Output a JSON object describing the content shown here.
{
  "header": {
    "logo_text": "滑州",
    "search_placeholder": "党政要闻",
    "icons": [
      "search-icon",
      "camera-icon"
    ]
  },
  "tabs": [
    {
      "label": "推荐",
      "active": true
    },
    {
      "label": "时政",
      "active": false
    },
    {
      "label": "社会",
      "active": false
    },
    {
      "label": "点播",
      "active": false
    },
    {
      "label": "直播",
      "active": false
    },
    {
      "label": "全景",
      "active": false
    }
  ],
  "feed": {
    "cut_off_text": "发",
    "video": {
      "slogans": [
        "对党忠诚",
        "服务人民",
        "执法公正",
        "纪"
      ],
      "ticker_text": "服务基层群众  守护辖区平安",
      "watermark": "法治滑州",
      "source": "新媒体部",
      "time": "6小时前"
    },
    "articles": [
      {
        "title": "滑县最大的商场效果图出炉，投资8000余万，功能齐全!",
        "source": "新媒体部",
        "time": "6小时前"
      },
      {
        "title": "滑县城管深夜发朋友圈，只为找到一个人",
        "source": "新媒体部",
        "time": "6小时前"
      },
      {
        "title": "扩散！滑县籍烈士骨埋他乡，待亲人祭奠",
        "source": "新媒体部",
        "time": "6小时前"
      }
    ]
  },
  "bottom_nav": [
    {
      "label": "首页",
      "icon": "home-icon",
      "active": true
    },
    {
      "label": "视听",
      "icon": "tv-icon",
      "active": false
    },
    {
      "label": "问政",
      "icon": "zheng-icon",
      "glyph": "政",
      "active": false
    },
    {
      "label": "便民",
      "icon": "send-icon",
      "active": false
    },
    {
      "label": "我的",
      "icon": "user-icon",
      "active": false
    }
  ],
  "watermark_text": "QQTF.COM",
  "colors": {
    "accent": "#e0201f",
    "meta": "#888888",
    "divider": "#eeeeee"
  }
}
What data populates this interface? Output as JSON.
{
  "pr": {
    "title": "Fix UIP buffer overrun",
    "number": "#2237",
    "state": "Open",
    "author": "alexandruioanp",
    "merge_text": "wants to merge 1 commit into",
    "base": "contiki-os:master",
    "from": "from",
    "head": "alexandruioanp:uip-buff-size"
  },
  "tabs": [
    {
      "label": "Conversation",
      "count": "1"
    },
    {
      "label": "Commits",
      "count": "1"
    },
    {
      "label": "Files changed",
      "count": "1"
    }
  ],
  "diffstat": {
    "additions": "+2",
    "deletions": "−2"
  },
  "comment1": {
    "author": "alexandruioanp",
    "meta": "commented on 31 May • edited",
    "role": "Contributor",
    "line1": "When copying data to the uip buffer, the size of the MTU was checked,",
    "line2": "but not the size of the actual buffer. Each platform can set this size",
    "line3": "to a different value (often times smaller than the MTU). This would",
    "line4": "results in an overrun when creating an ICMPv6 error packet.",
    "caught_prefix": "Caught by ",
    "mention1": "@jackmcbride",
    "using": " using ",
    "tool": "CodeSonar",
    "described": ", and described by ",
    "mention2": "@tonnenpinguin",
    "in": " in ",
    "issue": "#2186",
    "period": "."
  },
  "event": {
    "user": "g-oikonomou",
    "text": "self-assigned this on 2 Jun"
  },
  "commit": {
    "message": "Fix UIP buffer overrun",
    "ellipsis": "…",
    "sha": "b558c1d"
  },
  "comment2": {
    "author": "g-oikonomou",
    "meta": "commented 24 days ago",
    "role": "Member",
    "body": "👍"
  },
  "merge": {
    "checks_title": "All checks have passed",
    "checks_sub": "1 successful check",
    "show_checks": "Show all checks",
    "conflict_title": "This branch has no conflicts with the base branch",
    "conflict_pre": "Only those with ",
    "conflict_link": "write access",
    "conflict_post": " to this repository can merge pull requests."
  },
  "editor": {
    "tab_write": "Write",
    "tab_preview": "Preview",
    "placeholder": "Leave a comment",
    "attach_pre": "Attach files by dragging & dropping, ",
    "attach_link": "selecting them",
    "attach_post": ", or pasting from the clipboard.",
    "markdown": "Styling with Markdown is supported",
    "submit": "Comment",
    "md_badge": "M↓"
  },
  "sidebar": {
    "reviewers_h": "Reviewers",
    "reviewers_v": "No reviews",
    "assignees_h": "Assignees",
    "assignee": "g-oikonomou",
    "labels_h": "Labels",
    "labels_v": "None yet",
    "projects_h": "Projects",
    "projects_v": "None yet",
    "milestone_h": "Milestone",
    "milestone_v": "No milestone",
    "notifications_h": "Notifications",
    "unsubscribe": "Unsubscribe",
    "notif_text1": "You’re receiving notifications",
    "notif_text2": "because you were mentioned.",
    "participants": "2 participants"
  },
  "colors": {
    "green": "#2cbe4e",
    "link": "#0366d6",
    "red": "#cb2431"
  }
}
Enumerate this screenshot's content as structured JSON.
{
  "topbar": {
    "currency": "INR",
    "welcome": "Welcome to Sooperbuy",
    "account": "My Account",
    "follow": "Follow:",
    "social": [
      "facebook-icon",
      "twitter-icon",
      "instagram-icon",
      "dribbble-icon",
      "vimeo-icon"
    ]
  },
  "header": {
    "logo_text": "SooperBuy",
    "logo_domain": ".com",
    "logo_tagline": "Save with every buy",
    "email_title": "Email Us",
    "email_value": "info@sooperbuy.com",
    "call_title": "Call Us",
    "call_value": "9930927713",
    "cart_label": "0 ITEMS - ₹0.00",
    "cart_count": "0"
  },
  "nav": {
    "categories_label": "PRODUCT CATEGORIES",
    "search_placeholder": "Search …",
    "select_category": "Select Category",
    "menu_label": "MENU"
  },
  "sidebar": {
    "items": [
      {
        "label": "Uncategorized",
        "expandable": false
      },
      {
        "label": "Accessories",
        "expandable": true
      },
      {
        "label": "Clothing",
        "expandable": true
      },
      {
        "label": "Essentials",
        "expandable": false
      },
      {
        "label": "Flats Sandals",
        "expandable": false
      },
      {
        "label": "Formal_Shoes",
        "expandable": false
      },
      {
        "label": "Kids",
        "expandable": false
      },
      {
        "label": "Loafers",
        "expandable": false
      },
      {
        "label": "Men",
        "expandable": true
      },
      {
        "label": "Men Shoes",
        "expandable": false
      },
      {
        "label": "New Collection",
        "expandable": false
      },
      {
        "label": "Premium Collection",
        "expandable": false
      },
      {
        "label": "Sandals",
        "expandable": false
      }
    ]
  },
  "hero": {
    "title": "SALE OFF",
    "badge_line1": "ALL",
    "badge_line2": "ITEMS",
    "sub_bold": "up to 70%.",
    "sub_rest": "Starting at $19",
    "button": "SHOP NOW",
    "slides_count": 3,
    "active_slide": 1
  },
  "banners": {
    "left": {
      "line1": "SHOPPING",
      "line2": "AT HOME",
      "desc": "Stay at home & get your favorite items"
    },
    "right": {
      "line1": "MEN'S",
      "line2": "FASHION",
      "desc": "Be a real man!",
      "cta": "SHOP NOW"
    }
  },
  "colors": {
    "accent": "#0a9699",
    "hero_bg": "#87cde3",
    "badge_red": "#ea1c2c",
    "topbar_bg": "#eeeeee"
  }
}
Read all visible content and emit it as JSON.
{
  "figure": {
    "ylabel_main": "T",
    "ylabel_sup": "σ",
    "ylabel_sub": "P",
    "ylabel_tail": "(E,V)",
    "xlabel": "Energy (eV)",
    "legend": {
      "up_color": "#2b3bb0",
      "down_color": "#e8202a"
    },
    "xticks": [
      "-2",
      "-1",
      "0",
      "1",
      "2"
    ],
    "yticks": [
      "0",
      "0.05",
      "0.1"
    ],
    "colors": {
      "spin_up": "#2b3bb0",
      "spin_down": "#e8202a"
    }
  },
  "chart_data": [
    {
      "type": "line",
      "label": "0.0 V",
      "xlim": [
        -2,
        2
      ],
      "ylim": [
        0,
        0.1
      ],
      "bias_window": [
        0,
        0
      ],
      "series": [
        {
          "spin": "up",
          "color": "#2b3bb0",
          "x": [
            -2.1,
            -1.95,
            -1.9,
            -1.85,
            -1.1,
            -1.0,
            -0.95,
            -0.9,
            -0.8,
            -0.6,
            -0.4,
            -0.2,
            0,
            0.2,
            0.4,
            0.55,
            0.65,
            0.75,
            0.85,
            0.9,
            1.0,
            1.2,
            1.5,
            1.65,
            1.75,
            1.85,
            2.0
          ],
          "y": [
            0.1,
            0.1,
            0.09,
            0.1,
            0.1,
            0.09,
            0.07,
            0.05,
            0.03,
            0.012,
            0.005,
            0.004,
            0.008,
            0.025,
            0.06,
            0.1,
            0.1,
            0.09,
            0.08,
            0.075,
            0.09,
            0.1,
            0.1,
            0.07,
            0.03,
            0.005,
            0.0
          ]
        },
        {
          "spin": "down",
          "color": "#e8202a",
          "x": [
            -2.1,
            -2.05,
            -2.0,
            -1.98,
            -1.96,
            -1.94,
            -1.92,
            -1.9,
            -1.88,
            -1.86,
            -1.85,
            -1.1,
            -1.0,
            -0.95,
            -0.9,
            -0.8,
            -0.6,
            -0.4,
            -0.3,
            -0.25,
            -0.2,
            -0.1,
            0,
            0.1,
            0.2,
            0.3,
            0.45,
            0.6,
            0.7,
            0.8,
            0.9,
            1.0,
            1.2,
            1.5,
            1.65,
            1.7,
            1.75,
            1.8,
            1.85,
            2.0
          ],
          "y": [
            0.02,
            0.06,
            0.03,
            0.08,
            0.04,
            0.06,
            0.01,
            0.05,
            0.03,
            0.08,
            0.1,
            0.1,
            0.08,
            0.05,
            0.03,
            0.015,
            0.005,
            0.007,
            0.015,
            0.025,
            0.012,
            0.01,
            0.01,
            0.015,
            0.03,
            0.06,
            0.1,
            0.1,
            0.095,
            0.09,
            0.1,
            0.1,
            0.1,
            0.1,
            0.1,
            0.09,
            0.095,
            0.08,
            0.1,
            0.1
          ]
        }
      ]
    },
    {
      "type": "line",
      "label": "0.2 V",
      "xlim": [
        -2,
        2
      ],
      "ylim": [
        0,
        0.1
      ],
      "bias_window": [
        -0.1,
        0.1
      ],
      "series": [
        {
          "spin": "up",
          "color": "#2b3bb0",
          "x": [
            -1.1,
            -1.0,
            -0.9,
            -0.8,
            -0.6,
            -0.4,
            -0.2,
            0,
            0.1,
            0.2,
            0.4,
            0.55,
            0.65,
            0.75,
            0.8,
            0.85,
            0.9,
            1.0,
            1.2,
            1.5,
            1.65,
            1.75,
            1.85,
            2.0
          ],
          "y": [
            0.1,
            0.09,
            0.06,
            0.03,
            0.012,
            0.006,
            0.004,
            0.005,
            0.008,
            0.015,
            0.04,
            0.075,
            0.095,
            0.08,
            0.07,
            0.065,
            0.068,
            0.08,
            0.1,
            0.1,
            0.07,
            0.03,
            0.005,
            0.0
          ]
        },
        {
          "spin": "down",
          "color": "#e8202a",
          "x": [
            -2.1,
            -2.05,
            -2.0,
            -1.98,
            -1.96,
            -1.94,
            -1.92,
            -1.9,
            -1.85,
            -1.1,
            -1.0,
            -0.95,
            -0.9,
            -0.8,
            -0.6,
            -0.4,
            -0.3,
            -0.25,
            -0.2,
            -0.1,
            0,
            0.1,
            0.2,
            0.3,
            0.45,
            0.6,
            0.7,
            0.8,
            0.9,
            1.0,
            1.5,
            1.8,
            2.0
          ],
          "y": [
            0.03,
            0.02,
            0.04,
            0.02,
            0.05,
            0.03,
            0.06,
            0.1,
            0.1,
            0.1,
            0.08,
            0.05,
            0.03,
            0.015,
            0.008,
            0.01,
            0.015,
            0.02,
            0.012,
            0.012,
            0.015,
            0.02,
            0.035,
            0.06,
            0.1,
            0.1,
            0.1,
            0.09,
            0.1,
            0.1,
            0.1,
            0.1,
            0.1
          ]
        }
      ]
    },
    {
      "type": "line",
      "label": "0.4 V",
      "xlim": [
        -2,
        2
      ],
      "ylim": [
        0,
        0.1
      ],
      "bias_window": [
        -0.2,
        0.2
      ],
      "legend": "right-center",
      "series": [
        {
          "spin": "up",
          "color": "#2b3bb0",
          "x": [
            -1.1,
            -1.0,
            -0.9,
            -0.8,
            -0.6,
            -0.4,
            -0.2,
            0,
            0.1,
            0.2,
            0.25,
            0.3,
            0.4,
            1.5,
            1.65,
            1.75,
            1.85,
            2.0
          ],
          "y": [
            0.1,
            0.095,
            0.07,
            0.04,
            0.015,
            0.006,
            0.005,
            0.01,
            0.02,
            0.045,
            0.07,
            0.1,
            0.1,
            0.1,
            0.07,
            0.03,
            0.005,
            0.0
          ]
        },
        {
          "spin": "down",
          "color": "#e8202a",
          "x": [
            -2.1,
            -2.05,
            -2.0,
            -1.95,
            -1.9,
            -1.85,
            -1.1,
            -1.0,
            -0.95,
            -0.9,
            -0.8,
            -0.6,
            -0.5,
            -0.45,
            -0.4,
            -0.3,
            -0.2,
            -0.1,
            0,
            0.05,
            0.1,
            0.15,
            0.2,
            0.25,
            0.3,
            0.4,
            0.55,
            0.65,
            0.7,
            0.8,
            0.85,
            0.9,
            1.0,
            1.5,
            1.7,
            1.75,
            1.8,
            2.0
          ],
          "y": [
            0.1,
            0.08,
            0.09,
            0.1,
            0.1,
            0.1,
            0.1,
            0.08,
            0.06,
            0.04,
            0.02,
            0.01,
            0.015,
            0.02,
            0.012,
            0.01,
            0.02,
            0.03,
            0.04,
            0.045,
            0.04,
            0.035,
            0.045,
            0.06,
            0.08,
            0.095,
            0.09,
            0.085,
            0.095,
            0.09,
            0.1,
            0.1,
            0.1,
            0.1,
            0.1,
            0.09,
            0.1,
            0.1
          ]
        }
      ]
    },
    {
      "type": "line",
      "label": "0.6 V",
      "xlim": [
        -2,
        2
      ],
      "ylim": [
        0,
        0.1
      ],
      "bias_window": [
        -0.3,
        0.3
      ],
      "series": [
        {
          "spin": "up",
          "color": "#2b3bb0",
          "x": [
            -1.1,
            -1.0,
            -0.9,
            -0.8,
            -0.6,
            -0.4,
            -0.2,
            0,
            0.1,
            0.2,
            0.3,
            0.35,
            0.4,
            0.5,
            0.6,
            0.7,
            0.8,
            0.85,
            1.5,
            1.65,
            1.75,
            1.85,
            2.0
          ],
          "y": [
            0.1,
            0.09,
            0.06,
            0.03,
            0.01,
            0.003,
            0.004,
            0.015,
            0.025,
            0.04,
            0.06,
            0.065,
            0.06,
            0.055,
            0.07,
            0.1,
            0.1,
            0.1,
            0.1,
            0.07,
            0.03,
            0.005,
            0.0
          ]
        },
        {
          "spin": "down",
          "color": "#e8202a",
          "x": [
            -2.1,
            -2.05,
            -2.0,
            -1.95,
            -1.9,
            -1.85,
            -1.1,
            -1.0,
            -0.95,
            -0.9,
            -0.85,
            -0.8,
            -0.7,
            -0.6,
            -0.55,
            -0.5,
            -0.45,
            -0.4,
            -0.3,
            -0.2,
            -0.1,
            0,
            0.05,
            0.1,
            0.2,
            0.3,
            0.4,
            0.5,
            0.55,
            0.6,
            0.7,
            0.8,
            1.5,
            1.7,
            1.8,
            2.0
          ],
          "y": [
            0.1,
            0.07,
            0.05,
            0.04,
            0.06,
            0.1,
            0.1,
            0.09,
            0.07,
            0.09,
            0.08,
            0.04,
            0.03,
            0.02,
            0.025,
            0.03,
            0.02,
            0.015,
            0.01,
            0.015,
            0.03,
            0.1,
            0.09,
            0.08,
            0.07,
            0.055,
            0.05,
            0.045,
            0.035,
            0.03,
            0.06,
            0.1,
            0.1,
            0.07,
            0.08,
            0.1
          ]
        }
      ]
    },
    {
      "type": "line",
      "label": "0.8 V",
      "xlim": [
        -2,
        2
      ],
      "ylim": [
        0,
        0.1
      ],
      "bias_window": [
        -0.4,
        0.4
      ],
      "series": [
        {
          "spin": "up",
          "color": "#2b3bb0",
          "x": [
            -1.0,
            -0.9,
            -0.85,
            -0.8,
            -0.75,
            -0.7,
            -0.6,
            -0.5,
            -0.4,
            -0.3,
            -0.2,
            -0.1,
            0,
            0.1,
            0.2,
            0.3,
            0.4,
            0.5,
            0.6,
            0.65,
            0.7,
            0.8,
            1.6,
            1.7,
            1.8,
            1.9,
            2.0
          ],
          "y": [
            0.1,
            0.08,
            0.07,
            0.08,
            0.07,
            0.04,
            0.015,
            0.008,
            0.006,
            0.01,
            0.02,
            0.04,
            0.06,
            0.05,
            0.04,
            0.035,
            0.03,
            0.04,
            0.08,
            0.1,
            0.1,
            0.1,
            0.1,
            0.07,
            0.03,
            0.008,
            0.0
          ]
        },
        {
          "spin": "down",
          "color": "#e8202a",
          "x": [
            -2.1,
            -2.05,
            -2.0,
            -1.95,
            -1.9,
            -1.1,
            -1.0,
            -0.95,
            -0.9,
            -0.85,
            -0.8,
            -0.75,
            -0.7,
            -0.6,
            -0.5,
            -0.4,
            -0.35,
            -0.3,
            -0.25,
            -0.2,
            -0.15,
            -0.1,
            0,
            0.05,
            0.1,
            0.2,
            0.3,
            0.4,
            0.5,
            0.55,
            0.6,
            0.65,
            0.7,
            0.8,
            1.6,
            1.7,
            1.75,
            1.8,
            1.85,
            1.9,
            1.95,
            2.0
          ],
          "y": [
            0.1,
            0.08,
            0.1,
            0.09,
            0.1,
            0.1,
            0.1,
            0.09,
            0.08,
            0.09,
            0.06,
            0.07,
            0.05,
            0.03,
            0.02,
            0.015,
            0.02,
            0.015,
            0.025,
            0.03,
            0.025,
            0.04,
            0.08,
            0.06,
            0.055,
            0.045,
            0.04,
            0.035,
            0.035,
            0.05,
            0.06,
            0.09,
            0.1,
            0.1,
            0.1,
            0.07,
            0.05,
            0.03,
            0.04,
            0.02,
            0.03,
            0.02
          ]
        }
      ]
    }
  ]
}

****

> **Aim**
Scan the entries above and work out how many lines include the word "Collection"; the reply is that number alone.

> **Solution to the problem**
2